(A run of records)
* * * * * * *

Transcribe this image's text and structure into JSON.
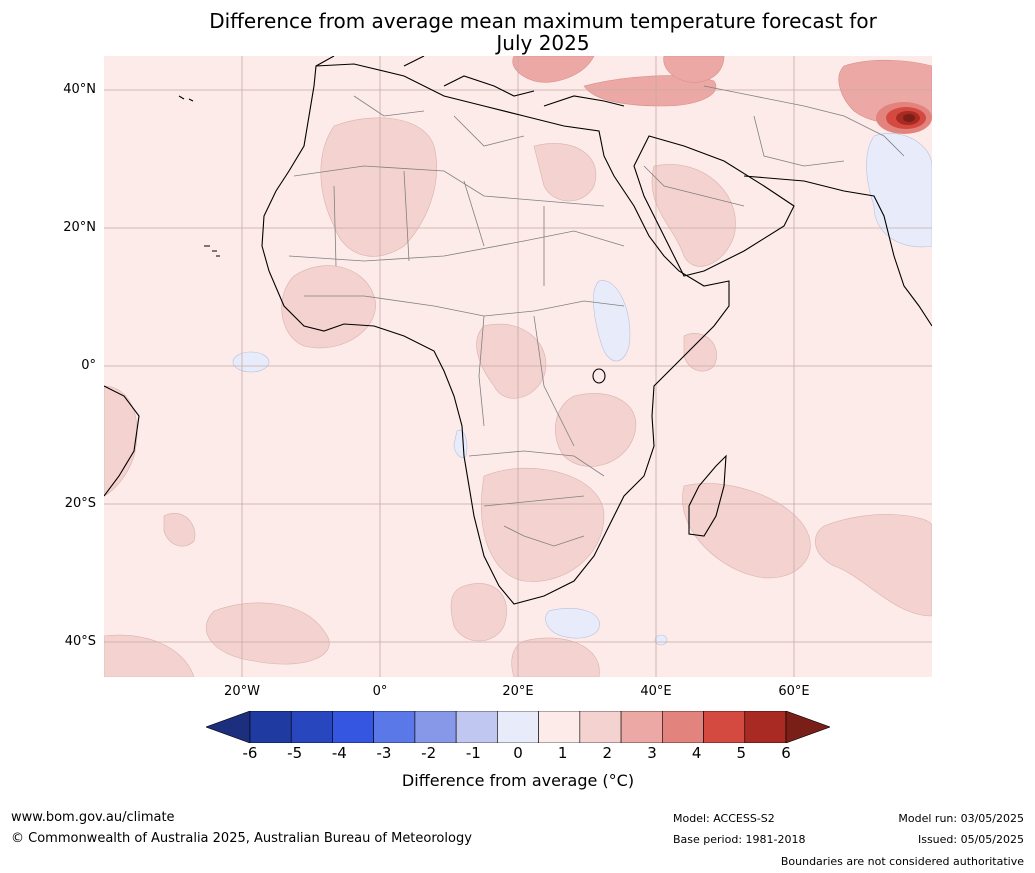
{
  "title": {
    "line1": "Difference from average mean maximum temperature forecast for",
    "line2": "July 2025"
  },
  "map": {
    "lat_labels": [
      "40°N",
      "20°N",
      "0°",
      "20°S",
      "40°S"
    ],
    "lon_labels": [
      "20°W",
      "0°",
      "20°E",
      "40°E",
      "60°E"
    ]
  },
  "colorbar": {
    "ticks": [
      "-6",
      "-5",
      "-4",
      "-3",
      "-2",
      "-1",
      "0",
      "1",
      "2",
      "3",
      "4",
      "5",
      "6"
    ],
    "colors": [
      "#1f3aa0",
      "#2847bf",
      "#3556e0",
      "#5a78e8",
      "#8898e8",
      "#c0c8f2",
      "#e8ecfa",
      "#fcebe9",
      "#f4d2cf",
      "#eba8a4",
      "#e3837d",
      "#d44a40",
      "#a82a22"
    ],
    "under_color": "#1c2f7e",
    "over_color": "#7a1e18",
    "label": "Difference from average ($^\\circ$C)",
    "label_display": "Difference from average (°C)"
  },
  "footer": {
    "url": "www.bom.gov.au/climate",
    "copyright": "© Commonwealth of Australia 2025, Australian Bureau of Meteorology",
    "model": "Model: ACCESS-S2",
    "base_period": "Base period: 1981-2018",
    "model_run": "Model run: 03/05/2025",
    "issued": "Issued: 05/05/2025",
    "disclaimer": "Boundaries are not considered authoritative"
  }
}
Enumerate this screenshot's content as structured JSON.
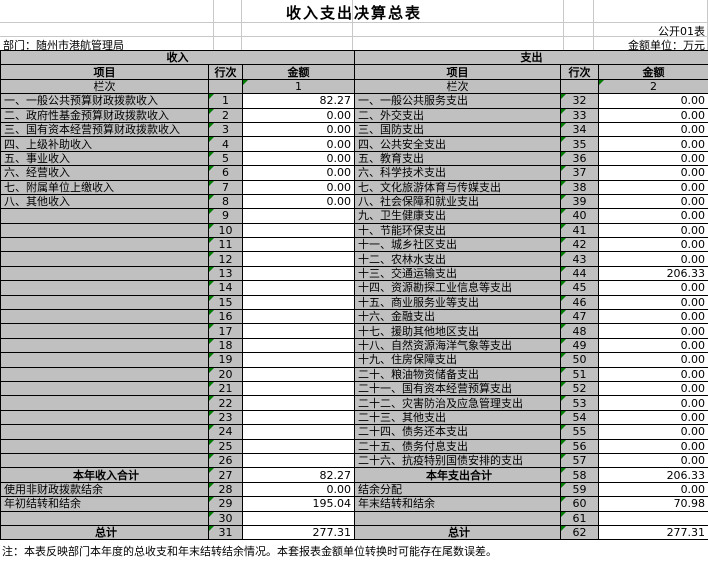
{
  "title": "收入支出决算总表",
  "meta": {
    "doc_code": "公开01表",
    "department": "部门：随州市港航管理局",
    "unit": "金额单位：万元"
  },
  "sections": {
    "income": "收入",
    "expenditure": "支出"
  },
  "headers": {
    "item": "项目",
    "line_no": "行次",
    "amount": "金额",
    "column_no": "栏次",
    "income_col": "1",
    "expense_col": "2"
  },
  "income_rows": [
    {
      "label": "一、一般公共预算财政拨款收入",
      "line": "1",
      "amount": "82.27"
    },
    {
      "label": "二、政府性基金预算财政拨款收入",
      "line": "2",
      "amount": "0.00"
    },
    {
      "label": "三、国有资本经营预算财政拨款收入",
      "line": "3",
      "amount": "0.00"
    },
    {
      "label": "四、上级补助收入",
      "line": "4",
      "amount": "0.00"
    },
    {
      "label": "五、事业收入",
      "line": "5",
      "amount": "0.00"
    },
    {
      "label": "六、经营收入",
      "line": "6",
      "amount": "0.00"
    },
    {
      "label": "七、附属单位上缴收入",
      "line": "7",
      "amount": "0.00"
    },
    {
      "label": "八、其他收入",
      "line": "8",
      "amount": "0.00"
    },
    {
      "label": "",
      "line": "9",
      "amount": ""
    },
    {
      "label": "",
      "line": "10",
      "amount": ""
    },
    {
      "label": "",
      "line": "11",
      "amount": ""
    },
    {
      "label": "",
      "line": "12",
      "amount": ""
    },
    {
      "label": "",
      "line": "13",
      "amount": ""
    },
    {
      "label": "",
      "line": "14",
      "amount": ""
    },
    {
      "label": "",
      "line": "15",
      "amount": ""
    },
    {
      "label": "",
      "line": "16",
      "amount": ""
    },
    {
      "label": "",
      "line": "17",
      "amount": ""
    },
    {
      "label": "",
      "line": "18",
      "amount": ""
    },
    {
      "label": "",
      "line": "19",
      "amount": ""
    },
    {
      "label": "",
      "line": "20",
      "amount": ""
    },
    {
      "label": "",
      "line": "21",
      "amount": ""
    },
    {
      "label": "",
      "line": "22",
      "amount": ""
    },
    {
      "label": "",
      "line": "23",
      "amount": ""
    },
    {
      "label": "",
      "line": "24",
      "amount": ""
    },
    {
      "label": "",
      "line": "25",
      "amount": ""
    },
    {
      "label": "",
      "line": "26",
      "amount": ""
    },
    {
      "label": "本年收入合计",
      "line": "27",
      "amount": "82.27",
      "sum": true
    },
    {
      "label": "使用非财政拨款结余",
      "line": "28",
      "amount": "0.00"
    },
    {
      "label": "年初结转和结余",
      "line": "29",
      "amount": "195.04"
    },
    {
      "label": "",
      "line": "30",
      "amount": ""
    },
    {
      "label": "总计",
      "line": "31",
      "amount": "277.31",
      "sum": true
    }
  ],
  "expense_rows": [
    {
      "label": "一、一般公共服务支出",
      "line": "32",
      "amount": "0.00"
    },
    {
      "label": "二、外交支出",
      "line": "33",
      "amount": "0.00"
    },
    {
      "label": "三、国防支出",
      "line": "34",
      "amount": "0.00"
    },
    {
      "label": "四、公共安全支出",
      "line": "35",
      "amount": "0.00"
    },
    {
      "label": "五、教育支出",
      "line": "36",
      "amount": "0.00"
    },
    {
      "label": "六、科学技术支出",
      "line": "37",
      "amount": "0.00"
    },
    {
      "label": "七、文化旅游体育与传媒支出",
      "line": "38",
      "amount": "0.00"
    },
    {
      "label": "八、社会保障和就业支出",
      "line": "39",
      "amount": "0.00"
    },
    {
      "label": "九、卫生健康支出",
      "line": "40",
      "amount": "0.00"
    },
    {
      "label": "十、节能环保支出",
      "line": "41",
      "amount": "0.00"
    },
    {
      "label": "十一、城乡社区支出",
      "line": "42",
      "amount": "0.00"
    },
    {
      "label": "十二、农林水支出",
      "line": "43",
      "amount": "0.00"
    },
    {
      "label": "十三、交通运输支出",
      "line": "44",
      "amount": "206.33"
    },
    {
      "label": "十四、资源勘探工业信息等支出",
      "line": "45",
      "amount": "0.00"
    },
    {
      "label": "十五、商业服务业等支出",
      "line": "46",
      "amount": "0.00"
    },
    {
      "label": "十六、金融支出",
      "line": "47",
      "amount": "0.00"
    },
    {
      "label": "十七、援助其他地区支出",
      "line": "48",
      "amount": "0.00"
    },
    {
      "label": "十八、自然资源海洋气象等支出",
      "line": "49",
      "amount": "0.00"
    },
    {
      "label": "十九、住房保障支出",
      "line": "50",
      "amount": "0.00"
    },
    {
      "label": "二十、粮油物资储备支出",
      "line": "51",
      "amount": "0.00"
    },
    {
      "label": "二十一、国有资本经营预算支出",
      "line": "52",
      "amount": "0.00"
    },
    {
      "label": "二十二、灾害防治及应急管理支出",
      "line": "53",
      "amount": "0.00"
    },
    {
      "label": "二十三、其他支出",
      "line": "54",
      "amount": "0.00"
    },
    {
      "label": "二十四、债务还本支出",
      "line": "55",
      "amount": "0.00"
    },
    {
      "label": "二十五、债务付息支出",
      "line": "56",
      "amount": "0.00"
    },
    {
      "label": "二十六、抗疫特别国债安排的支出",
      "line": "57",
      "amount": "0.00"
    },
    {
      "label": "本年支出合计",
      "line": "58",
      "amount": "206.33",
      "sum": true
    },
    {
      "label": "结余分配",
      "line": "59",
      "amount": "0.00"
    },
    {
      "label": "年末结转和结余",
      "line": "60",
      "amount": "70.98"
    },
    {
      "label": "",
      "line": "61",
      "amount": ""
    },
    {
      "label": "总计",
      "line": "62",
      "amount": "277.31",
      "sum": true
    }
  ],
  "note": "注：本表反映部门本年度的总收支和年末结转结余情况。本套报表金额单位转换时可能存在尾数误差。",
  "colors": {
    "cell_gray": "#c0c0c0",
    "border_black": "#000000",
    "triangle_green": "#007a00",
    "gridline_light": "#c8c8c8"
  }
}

* * * * * * *

What the task requires:
Go through the lines above. Select every one that has the string "Difference".

Solution to the problem:
    "line1": "Difference from average mean maximum temperature forecast for",
    "label": "Difference from average ($^\\circ$C)",
    "label_display": "Difference from average (°C)"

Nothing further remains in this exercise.